Exercise: Copy every line of the records below that holds the word "COMPANY".

-- START Exercise inputs --

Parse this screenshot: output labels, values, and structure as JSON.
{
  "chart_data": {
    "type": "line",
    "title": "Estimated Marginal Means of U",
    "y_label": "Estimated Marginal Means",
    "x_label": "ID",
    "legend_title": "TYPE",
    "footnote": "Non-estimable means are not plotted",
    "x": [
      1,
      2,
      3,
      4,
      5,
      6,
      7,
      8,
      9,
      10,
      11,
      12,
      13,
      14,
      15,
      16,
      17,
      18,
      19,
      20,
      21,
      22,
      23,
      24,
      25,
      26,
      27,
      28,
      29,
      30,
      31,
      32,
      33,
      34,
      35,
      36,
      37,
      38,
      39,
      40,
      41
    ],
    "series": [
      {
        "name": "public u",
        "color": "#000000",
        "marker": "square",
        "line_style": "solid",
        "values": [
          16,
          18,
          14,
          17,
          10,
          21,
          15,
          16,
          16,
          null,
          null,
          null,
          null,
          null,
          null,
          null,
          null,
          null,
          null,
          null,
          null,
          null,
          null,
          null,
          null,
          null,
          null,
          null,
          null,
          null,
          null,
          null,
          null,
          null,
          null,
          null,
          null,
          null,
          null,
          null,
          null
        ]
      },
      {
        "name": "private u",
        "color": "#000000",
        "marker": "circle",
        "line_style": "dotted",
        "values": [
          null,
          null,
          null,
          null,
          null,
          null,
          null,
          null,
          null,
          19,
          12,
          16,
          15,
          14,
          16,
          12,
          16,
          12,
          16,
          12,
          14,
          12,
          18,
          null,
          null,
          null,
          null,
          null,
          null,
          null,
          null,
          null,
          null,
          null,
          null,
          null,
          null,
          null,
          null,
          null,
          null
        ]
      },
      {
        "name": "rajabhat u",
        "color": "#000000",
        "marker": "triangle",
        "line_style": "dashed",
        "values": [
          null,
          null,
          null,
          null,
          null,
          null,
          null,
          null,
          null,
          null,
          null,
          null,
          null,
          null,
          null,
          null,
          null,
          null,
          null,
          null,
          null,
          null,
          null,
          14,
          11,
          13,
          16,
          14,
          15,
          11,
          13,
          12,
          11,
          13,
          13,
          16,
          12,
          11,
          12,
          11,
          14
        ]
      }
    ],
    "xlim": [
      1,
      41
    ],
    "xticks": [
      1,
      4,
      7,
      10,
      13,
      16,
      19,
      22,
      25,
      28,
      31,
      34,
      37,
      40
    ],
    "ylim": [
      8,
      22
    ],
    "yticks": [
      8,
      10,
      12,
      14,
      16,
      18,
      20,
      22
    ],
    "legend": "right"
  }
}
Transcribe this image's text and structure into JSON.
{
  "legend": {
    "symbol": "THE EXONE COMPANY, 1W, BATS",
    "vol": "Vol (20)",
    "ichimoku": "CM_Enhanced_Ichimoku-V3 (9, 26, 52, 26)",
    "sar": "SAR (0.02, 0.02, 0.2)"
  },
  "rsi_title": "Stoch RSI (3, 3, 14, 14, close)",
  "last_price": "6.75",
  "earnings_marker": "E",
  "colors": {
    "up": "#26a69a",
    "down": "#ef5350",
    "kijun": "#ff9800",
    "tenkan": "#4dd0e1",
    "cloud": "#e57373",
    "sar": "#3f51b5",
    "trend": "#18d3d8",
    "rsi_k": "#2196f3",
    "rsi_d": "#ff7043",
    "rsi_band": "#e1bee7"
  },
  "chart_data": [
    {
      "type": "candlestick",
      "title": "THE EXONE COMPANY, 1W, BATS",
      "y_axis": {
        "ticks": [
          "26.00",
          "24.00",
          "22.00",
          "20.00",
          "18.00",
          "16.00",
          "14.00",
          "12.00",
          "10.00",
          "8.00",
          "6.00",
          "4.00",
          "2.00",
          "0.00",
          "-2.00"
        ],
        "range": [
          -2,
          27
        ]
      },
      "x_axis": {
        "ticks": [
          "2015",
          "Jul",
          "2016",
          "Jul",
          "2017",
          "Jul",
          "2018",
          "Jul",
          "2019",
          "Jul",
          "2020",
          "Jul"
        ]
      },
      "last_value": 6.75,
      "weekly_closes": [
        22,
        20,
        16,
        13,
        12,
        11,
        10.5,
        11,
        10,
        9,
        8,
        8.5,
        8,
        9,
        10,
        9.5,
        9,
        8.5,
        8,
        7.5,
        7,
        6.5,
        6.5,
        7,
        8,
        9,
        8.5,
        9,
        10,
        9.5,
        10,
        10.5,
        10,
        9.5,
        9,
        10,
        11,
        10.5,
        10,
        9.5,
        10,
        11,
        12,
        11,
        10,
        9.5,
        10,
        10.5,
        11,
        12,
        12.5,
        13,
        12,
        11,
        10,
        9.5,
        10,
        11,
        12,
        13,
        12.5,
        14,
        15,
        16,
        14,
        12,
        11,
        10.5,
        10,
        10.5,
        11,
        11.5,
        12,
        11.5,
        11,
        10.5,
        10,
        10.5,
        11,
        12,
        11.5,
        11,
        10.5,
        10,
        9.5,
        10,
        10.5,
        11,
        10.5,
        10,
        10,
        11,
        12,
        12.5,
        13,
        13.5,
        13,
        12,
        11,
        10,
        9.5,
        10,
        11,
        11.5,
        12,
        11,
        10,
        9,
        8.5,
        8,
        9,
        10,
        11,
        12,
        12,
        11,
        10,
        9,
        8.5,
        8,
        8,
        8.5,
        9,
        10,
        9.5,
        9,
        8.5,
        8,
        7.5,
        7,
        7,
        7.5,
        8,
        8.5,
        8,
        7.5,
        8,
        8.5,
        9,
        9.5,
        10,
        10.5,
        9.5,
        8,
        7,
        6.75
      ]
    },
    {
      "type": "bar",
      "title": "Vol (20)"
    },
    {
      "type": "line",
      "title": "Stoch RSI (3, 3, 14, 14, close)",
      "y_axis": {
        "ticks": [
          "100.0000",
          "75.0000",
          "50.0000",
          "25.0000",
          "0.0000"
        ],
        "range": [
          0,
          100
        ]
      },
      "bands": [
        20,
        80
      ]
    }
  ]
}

-- END Exercise inputs --

Result below:
    "symbol": "THE EXONE COMPANY, 1W, BATS",
      "title": "THE EXONE COMPANY, 1W, BATS",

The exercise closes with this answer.